[begin Supplied material]
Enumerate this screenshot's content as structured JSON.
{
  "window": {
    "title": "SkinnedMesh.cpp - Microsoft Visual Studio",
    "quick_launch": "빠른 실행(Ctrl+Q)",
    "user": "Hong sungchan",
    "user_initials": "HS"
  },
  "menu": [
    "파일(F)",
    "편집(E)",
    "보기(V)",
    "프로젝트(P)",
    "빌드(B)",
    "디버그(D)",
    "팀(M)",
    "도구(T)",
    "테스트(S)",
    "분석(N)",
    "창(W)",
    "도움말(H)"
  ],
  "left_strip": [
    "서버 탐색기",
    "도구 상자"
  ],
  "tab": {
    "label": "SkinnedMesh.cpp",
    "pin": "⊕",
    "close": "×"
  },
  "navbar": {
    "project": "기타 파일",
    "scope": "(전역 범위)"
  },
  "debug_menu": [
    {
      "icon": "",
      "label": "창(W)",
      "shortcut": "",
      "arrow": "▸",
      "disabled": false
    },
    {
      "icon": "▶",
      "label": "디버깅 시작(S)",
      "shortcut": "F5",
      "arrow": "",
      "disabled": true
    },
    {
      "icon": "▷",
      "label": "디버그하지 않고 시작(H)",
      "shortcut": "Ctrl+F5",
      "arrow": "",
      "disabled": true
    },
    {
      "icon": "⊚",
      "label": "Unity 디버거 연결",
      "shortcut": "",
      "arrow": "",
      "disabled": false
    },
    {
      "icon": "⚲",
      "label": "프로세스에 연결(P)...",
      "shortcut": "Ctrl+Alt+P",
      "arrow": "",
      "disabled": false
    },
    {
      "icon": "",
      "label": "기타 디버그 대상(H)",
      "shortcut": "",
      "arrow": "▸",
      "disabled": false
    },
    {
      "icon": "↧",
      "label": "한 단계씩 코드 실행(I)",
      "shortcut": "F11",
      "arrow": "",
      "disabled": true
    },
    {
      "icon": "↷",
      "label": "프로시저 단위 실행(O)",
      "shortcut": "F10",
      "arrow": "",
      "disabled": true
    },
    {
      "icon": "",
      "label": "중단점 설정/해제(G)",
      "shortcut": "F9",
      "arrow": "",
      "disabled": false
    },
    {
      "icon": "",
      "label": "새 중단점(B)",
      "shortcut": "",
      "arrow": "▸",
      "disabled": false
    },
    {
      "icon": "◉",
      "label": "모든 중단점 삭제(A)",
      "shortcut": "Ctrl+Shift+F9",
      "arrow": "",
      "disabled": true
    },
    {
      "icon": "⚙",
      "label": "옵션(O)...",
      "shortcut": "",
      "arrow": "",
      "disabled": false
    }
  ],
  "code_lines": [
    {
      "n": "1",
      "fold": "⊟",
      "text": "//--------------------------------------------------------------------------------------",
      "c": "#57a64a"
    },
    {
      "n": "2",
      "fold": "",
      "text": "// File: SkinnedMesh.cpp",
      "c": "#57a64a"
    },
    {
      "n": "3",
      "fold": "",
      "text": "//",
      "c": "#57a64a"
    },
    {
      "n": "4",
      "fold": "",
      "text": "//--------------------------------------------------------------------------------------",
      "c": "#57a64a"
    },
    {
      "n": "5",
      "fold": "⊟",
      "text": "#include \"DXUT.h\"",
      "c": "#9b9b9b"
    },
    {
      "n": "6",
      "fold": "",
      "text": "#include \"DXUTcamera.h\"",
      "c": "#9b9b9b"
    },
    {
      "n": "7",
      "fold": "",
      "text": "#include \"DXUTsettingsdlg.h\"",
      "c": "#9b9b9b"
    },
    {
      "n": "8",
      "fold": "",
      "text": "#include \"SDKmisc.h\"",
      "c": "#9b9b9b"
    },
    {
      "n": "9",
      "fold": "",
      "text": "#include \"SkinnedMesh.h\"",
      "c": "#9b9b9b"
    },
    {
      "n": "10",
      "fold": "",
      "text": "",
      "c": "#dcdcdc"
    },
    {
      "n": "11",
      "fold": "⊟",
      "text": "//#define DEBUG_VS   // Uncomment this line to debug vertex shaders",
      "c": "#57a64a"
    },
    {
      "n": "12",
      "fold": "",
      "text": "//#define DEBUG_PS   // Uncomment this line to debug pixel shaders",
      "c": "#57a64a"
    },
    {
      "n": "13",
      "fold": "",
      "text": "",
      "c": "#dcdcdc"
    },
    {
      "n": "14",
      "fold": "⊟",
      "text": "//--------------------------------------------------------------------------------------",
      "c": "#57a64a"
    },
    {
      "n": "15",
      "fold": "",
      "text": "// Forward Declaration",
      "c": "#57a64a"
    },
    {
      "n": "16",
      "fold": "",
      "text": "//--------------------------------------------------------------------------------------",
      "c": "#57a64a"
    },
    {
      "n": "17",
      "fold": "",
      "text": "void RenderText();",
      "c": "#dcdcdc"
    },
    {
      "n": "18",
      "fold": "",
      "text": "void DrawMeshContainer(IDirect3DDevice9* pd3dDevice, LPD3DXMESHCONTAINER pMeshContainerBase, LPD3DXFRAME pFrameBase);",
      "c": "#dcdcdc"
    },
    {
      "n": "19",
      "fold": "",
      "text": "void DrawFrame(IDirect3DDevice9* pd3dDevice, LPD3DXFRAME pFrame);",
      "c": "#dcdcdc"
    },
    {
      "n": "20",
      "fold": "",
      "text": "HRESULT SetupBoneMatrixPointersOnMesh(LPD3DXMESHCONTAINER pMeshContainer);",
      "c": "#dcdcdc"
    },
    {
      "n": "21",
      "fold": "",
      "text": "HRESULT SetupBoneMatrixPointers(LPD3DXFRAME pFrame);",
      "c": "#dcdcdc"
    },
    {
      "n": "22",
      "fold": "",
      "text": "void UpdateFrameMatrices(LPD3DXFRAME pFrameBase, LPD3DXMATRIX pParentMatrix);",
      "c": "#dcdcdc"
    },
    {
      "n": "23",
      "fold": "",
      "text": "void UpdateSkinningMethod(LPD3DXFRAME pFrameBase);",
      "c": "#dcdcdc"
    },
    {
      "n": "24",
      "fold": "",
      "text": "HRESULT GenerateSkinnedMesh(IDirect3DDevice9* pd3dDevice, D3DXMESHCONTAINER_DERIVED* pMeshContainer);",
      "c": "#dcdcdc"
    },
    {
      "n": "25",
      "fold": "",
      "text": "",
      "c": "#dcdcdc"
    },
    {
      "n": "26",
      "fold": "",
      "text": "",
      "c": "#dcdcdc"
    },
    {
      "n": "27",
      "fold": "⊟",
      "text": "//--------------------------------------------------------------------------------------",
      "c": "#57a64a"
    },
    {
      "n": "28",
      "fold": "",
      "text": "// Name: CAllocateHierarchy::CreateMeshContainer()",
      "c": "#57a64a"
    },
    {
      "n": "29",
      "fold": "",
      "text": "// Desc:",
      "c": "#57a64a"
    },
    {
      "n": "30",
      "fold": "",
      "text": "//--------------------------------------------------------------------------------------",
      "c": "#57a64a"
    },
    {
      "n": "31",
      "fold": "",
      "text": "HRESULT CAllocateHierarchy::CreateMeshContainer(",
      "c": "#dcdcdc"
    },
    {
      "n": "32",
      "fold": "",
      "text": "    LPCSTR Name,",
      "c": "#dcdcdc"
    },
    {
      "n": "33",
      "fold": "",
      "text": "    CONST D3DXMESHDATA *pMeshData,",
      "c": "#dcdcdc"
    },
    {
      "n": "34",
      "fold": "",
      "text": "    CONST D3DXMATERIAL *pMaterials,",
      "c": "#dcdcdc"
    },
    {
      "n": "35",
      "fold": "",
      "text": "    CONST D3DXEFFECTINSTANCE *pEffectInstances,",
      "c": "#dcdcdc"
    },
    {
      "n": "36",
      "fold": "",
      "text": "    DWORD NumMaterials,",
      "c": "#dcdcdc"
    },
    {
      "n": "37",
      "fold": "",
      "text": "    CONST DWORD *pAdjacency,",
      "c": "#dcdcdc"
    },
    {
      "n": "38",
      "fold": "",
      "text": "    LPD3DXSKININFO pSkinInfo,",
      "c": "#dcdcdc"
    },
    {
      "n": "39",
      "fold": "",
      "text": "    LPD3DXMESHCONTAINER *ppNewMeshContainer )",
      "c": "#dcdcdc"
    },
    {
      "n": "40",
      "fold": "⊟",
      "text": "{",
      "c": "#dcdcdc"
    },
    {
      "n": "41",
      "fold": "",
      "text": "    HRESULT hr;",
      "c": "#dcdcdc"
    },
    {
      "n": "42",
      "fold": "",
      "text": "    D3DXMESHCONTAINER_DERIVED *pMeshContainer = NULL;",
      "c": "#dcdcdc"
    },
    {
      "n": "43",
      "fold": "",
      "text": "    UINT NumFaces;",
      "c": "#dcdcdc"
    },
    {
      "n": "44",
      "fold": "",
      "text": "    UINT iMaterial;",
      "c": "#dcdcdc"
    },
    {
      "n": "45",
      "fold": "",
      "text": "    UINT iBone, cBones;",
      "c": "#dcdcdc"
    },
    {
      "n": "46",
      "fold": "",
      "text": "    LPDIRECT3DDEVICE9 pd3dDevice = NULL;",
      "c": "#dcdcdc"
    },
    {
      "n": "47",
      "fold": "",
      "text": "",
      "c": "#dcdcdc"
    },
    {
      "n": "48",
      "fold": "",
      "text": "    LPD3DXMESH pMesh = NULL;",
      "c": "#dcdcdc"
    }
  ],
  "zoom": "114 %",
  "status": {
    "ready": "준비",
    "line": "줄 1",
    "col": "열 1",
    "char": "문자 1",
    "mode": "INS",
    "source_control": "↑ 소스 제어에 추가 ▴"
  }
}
[end Supplied material]
**Written instruction:** Which lines hold the string "include"? List them all.

**Result of the exercise:**
      "text": "#include \"DXUT.h\"",
      "text": "#include \"DXUTcamera.h\"",
      "text": "#include \"DXUTsettingsdlg.h\"",
      "text": "#include \"SDKmisc.h\"",
      "text": "#include \"SkinnedMesh.h\"",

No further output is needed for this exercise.